Dataset rows:
━━━━━━━━━━━━━━━━━━━━
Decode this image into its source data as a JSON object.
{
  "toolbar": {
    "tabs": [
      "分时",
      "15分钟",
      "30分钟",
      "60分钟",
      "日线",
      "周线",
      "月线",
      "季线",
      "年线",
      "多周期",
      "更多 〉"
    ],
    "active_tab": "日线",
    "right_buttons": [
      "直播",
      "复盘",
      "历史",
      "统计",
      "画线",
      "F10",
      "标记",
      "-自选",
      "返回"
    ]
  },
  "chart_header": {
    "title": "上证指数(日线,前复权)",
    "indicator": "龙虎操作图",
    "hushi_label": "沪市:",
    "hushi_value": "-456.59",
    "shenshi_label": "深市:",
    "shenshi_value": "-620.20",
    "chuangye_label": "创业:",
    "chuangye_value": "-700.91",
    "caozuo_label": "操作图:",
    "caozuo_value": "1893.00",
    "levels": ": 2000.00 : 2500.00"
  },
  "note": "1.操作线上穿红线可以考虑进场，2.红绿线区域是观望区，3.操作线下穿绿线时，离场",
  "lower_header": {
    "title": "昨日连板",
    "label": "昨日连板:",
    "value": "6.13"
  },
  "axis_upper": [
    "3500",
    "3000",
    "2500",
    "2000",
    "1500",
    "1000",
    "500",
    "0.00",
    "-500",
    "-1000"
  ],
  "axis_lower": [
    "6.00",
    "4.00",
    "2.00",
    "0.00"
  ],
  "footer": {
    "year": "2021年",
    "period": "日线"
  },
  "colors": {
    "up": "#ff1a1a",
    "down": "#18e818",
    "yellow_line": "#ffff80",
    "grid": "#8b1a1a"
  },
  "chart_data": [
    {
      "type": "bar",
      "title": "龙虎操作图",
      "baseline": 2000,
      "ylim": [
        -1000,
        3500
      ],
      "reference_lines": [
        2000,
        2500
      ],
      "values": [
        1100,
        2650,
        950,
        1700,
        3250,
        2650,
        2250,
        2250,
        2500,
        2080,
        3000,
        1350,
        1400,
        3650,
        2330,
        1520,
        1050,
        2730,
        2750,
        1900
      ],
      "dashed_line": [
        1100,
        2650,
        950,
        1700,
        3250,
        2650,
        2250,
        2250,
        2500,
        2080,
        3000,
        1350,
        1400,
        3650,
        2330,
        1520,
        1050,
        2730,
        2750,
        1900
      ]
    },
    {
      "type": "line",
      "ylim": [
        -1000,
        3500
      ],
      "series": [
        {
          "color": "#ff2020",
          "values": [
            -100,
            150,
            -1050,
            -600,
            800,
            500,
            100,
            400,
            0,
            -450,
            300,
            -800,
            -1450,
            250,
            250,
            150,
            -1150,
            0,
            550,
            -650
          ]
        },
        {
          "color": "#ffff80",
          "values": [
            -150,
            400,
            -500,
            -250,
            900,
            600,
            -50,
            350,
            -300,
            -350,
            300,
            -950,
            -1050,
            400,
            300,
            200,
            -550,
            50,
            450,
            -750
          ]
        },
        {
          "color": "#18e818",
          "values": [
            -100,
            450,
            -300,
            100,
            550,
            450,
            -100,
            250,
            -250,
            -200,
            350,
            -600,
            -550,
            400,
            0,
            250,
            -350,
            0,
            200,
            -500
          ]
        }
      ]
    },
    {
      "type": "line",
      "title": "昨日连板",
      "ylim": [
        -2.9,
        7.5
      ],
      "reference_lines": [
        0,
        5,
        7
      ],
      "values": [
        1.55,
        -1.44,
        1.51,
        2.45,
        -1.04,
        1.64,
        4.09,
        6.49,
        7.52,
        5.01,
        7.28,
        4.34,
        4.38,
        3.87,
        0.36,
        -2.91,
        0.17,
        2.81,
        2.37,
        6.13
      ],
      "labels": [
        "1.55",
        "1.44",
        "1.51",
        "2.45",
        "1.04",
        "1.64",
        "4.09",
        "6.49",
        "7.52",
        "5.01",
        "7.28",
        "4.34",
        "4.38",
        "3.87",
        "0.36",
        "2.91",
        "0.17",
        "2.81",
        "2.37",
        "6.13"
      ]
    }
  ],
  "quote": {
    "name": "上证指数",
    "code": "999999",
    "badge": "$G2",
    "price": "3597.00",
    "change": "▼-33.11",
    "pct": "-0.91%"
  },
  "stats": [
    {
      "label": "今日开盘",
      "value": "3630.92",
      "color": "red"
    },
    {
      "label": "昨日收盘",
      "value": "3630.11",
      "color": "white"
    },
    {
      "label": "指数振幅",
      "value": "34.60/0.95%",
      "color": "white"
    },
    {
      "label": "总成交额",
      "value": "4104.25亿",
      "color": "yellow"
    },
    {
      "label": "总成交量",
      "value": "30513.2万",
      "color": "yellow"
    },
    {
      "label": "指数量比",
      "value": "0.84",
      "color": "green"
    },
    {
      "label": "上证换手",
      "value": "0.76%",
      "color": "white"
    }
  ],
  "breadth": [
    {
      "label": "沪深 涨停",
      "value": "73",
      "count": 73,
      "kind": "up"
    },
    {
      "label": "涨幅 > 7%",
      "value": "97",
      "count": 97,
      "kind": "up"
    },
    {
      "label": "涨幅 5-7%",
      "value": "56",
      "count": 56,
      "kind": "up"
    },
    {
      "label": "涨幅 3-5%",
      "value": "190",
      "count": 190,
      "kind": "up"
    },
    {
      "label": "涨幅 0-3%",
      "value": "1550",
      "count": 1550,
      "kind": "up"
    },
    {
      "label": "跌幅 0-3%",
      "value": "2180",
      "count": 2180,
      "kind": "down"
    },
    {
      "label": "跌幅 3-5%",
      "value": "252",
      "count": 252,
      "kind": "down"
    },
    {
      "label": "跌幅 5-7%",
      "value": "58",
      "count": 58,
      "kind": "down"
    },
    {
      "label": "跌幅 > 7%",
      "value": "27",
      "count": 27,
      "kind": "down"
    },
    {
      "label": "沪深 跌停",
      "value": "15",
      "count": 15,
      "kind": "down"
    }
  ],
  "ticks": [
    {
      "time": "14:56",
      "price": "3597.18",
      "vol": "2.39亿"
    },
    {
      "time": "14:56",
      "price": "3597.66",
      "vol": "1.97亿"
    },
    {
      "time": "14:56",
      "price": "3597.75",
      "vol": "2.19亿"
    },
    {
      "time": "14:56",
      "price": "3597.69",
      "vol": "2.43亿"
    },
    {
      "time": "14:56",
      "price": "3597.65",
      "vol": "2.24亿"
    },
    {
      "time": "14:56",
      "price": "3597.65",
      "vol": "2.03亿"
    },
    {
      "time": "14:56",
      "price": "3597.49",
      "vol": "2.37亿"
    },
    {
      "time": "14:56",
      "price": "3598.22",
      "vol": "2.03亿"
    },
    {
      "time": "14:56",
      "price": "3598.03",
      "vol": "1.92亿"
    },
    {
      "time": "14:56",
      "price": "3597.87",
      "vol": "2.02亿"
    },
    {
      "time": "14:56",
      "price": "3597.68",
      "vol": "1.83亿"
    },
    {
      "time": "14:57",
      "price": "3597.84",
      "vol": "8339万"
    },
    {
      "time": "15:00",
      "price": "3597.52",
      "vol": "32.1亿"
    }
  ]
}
━━━━━━━━━━━━━━━━━━━━
→ **GOAL**
Scan the lines above for "count", then copy every one that has it.

→ **RESULT FOR THIS TASK**
      "count": 73,
      "count": 97,
      "count": 56,
      "count": 190,
      "count": 1550,
      "count": 2180,
      "count": 252,
      "count": 58,
      "count": 27,
      "count": 15,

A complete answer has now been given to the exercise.